Exactly reproduce the lines that follow.

(Stored items)
==================================================

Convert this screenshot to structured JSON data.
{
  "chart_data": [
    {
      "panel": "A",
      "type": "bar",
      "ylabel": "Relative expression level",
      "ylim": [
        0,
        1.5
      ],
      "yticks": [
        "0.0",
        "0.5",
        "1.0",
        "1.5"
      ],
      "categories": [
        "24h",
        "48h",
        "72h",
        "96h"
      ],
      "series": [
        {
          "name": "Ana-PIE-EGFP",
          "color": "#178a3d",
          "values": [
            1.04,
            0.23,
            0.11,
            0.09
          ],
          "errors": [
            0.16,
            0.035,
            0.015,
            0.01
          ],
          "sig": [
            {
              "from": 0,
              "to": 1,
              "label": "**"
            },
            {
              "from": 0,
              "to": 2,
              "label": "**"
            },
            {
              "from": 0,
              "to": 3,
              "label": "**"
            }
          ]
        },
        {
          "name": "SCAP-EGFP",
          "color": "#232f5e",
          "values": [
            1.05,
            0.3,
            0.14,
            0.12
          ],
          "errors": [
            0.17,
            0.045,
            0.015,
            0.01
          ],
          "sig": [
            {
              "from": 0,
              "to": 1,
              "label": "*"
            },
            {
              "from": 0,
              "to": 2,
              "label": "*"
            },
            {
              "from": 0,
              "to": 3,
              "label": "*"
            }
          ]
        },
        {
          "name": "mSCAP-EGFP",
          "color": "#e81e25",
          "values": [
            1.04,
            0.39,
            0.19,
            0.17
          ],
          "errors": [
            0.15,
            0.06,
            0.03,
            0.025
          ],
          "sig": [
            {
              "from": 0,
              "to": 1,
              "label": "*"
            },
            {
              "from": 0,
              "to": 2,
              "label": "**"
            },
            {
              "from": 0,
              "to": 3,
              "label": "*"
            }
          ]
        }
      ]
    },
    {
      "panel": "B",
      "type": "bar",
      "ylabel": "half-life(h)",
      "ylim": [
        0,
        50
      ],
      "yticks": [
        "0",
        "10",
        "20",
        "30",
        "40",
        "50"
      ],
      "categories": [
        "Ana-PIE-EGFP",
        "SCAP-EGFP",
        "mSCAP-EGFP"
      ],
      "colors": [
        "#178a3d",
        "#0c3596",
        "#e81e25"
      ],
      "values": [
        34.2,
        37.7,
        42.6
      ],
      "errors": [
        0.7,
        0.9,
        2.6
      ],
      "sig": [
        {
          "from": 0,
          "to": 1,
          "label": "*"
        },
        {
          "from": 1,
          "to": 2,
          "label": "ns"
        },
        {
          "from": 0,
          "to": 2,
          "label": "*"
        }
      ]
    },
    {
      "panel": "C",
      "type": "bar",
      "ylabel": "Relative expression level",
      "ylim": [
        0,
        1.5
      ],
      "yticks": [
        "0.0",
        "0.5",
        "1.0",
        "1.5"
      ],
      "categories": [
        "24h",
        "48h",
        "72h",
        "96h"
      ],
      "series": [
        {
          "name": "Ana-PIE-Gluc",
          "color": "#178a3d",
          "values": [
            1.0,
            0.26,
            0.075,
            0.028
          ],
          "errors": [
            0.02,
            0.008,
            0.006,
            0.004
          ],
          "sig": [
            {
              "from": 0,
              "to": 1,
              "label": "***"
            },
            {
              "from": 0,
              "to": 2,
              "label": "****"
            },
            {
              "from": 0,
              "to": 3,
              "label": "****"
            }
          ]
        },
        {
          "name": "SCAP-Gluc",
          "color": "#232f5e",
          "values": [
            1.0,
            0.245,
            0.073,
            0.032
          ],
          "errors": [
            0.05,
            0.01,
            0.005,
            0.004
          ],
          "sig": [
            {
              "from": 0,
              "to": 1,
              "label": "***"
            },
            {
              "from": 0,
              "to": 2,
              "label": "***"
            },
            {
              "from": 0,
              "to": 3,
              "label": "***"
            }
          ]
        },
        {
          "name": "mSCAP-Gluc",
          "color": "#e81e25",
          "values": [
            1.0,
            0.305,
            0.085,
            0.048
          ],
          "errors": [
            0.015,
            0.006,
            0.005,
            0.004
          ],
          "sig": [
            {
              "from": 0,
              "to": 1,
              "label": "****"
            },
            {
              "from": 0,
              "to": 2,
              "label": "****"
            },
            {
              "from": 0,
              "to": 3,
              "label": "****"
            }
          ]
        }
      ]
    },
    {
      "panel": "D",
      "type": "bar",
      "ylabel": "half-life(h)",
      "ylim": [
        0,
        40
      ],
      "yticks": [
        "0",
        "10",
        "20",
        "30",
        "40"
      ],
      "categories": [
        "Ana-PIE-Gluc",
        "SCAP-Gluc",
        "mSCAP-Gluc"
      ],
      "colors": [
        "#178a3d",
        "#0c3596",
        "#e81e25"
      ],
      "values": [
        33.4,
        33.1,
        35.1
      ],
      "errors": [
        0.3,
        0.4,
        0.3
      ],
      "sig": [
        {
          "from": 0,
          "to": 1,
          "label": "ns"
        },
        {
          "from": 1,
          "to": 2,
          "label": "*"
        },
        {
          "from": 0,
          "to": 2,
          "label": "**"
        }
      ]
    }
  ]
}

==================================================

*Output for this task*:
Convert this screenshot to structured JSON data.
{
  "chart_data": [
    {
      "panel": "A",
      "type": "bar",
      "ylabel": "Relative expression level",
      "ylim": [
        0,
        1.5
      ],
      "yticks": [
        "0.0",
        "0.5",
        "1.0",
        "1.5"
      ],
      "categories": [
        "24h",
        "48h",
        "72h",
        "96h"
      ],
      "series": [
        {
          "name": "Ana-PIE-EGFP",
          "color": "#178a3d",
          "values": [
            1.04,
            0.23,
            0.11,
            0.09
          ],
          "errors": [
            0.16,
            0.035,
            0.015,
            0.01
          ],
          "sig": [
            {
              "from": 0,
              "to": 1,
              "label": "**"
            },
            {
              "from": 0,
              "to": 2,
              "label": "**"
            },
            {
              "from": 0,
              "to": 3,
              "label": "**"
            }
          ]
        },
        {
          "name": "SCAP-EGFP",
          "color": "#232f5e",
          "values": [
            1.05,
            0.3,
            0.14,
            0.12
          ],
          "errors": [
            0.17,
            0.045,
            0.015,
            0.01
          ],
          "sig": [
            {
              "from": 0,
              "to": 1,
              "label": "*"
            },
            {
              "from": 0,
              "to": 2,
              "label": "*"
            },
            {
              "from": 0,
              "to": 3,
              "label": "*"
            }
          ]
        },
        {
          "name": "mSCAP-EGFP",
          "color": "#e81e25",
          "values": [
            1.04,
            0.39,
            0.19,
            0.17
          ],
          "errors": [
            0.15,
            0.06,
            0.03,
            0.025
          ],
          "sig": [
            {
              "from": 0,
              "to": 1,
              "label": "*"
            },
            {
              "from": 0,
              "to": 2,
              "label": "**"
            },
            {
              "from": 0,
              "to": 3,
              "label": "*"
            }
          ]
        }
      ]
    },
    {
      "panel": "B",
      "type": "bar",
      "ylabel": "half-life(h)",
      "ylim": [
        0,
        50
      ],
      "yticks": [
        "0",
        "10",
        "20",
        "30",
        "40",
        "50"
      ],
      "categories": [
        "Ana-PIE-EGFP",
        "SCAP-EGFP",
        "mSCAP-EGFP"
      ],
      "colors": [
        "#178a3d",
        "#0c3596",
        "#e81e25"
      ],
      "values": [
        34.2,
        37.7,
        42.6
      ],
      "errors": [
        0.7,
        0.9,
        2.6
      ],
      "sig": [
        {
          "from": 0,
          "to": 1,
          "label": "*"
        },
        {
          "from": 1,
          "to": 2,
          "label": "ns"
        },
        {
          "from": 0,
          "to": 2,
          "label": "*"
        }
      ]
    },
    {
      "panel": "C",
      "type": "bar",
      "ylabel": "Relative expression level",
      "ylim": [
        0,
        1.5
      ],
      "yticks": [
        "0.0",
        "0.5",
        "1.0",
        "1.5"
      ],
      "categories": [
        "24h",
        "48h",
        "72h",
        "96h"
      ],
      "series": [
        {
          "name": "Ana-PIE-Gluc",
          "color": "#178a3d",
          "values": [
            1.0,
            0.26,
            0.075,
            0.028
          ],
          "errors": [
            0.02,
            0.008,
            0.006,
            0.004
          ],
          "sig": [
            {
              "from": 0,
              "to": 1,
              "label": "***"
            },
            {
              "from": 0,
              "to": 2,
              "label": "****"
            },
            {
              "from": 0,
              "to": 3,
              "label": "****"
            }
          ]
        },
        {
          "name": "SCAP-Gluc",
          "color": "#232f5e",
          "values": [
            1.0,
            0.245,
            0.073,
            0.032
          ],
          "errors": [
            0.05,
            0.01,
            0.005,
            0.004
          ],
          "sig": [
            {
              "from": 0,
              "to": 1,
              "label": "***"
            },
            {
              "from": 0,
              "to": 2,
              "label": "***"
            },
            {
              "from": 0,
              "to": 3,
              "label": "***"
            }
          ]
        },
        {
          "name": "mSCAP-Gluc",
          "color": "#e81e25",
          "values": [
            1.0,
            0.305,
            0.085,
            0.048
          ],
          "errors": [
            0.015,
            0.006,
            0.005,
            0.004
          ],
          "sig": [
            {
              "from": 0,
              "to": 1,
              "label": "****"
            },
            {
              "from": 0,
              "to": 2,
              "label": "****"
            },
            {
              "from": 0,
              "to": 3,
              "label": "****"
            }
          ]
        }
      ]
    },
    {
      "panel": "D",
      "type": "bar",
      "ylabel": "half-life(h)",
      "ylim": [
        0,
        40
      ],
      "yticks": [
        "0",
        "10",
        "20",
        "30",
        "40"
      ],
      "categories": [
        "Ana-PIE-Gluc",
        "SCAP-Gluc",
        "mSCAP-Gluc"
      ],
      "colors": [
        "#178a3d",
        "#0c3596",
        "#e81e25"
      ],
      "values": [
        33.4,
        33.1,
        35.1
      ],
      "errors": [
        0.3,
        0.4,
        0.3
      ],
      "sig": [
        {
          "from": 0,
          "to": 1,
          "label": "ns"
        },
        {
          "from": 1,
          "to": 2,
          "label": "*"
        },
        {
          "from": 0,
          "to": 2,
          "label": "**"
        }
      ]
    }
  ]
}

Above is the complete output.